# Document segment:
━━━
Childhood illnesses in the mid-20th Century were rarely treated by physicians who practiced medicine. Instead, mothers practiced home remedies with abandon.
Many among us can remember times when the treatment was worse than the illness, as well as accompanying psychological damage that won’t let go.
Youngsters cringed at hearing parental diagnoses. What now is regularly called an “upper respiratory infection” was then a chest cold, “crud,” croup, or sometimes “epizootis.” Perhaps what moms depended upon most often was castor oil (or black draught) for tummy disorders and Vicks VapoRub for what we called “bad colds.”
Both treatments were bad news for youngsters. The elixirs tasted indescribably bad, akin to stagnant swamp water. And the VapoRub invariably caused embarrassment.
After chests were slathered liberally with the ointment, cloths were slapped on, theoretically to prevent greasy stains on outer clothing. Even worse, the cloths—never staying in place—were actually old diapers. They commonly slipped out between shirt buttons or drooped from shirttails. School friends quickly saw edges of tattered diapers and/or got whiffs of the potent ointment.
“Your mamma didn’t get your diaper on tight this morning,” someone would always yammer. There may have been far more psychological damage than caused by illnesses.
Grandparents conversing with grandchildren do so at their own peril. Perhaps it has always been that way. A suggestion is to “hang loose,” because wild — and sometimes “off the wall” responses — are inevitable.
━━━
Bounding box prediction data
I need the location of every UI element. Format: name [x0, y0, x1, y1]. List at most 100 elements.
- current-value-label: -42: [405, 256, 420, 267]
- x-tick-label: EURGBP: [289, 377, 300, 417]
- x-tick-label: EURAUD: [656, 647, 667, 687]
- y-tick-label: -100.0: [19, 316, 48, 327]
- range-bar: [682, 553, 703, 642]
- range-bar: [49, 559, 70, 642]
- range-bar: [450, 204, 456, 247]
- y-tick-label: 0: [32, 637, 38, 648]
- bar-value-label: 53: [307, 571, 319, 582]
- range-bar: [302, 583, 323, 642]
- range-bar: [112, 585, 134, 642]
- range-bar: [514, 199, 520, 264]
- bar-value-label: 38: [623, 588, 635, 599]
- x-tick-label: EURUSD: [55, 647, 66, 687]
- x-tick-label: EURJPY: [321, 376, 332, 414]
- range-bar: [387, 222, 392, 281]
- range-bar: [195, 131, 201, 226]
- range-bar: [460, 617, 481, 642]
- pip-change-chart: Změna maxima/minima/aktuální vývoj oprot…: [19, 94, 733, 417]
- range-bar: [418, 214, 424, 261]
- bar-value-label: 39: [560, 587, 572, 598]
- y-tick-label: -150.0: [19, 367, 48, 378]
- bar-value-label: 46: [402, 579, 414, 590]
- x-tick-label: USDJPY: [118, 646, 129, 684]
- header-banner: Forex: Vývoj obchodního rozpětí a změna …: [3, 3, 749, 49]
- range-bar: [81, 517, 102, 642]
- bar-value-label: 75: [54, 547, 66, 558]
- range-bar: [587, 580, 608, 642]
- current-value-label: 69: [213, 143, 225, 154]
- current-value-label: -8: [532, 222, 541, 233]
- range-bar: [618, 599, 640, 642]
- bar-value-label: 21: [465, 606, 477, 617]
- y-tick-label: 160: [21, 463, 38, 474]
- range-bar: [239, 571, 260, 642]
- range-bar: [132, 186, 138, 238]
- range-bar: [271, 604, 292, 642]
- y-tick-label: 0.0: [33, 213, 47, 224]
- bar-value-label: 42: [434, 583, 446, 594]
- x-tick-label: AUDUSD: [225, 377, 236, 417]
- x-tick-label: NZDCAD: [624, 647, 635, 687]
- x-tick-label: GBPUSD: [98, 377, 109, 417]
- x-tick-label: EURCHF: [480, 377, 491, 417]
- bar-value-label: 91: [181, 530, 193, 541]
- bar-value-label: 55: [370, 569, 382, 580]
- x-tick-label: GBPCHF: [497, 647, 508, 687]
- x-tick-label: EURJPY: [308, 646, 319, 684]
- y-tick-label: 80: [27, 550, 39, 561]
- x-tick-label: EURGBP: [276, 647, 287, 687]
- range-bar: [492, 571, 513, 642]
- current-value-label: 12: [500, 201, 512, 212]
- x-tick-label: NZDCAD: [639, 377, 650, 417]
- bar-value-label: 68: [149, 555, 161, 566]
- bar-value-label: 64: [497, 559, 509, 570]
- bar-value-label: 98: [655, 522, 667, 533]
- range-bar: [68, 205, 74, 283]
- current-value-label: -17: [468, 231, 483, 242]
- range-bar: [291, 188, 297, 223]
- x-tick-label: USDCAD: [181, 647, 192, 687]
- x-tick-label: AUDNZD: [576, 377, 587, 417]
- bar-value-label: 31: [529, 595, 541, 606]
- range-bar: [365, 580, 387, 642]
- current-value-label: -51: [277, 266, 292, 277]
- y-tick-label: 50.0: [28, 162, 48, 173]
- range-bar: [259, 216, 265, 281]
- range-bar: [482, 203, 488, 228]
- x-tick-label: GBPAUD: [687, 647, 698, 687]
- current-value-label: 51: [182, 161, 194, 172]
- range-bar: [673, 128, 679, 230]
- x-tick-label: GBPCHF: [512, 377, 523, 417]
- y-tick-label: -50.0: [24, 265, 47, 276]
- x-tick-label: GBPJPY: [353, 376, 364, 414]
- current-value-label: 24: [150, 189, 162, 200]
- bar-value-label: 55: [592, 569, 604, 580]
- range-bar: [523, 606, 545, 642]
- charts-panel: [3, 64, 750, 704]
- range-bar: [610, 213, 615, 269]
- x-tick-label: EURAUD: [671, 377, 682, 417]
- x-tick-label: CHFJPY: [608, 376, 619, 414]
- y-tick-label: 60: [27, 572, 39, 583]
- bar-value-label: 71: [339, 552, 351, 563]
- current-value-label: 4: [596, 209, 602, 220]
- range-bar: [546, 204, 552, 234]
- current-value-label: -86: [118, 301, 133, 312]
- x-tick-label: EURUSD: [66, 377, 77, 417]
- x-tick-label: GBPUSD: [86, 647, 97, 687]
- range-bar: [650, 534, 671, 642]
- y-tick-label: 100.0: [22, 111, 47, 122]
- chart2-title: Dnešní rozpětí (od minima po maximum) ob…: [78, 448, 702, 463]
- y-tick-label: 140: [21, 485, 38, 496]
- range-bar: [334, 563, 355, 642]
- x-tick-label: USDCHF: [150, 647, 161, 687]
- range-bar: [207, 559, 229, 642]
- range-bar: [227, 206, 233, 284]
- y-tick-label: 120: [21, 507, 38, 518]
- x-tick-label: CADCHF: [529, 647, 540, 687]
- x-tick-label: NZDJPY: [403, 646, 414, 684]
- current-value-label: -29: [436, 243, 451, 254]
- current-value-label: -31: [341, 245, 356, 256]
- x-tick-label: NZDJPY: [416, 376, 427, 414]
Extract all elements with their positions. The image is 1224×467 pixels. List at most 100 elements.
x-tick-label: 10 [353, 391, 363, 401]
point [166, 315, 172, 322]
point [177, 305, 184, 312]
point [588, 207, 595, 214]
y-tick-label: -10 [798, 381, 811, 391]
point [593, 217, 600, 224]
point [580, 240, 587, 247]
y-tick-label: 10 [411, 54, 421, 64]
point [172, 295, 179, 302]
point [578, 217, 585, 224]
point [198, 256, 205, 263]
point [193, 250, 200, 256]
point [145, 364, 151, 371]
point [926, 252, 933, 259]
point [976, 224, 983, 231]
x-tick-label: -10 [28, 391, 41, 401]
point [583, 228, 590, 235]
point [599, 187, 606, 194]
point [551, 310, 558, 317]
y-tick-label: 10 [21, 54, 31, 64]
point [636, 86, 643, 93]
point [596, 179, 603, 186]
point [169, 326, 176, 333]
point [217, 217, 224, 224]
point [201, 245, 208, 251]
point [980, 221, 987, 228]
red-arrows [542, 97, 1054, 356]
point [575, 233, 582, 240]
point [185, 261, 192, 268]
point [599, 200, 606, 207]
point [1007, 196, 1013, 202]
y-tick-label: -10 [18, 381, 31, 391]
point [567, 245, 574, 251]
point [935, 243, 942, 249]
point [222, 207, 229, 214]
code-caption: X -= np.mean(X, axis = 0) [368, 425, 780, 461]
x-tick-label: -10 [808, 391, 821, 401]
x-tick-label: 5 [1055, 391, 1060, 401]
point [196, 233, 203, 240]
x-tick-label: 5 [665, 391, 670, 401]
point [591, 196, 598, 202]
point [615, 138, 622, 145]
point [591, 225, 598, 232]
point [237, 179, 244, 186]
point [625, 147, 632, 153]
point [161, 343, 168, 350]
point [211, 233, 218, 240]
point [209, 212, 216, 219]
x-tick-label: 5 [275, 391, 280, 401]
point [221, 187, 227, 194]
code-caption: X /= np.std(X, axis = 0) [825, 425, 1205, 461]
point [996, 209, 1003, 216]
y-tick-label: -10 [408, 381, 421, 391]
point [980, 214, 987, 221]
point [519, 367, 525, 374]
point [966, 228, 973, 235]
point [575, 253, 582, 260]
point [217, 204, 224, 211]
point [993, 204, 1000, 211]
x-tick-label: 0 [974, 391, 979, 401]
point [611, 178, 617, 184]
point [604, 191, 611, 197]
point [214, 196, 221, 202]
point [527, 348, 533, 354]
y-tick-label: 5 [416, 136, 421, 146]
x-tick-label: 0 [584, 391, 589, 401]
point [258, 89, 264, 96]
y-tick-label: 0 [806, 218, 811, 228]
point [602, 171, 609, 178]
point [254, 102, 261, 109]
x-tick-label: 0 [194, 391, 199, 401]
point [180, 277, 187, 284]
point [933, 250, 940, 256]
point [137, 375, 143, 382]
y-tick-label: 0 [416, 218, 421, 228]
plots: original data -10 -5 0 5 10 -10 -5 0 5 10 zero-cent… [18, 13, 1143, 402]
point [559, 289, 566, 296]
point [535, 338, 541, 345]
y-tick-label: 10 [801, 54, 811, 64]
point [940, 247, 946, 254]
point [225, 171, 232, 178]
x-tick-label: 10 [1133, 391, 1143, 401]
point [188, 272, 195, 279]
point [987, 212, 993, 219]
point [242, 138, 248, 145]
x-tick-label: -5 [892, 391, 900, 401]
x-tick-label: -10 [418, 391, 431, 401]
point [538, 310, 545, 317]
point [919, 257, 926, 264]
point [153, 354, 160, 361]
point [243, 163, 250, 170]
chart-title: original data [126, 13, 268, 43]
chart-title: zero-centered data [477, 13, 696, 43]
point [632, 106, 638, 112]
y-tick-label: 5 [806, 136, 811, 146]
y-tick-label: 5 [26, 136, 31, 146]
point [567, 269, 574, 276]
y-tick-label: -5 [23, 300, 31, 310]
━━━
# Brief:
Reproduce the passage on childhood home remedies in full, word for word.

# Task answer:
Childhood illnesses in the mid-20th Century were rarely treated by physicians who practiced medicine. Instead, mothers practiced home remedies with abandon.
Many among us can remember times when the treatment was worse than the illness, as well as accompanying psychological damage that won’t let go.
Youngsters cringed at hearing parental diagnoses. What now is regularly called an “upper respiratory infection” was then a chest cold, “crud,” croup, or sometimes “epizootis.” Perhaps what moms depended upon most often was castor oil (or black draught) for tummy disorders and Vicks VapoRub for what we called “bad colds.”
Both treatments were bad news for youngsters. The elixirs tasted indescribably bad, akin to stagnant swamp water. And the VapoRub invariably caused embarrassment.
After chests were slathered liberally with the ointment, cloths were slapped on, theoretically to prevent greasy stains on outer clothing. Even worse, the cloths—never staying in place—were actually old diapers. They commonly slipped out between shirt buttons or drooped from shirttails. School friends quickly saw edges of tattered diapers and/or got whiffs of the potent ointment.
“Your mamma didn’t get your diaper on tight this morning,” someone would always yammer. There may have been far more psychological damage than caused by illnesses.
Grandparents conversing with grandchildren do so at their own peril. Perhaps it has always been that way. A suggestion is to “hang loose,” because wild — and sometimes “off the wall” responses — are inevitable.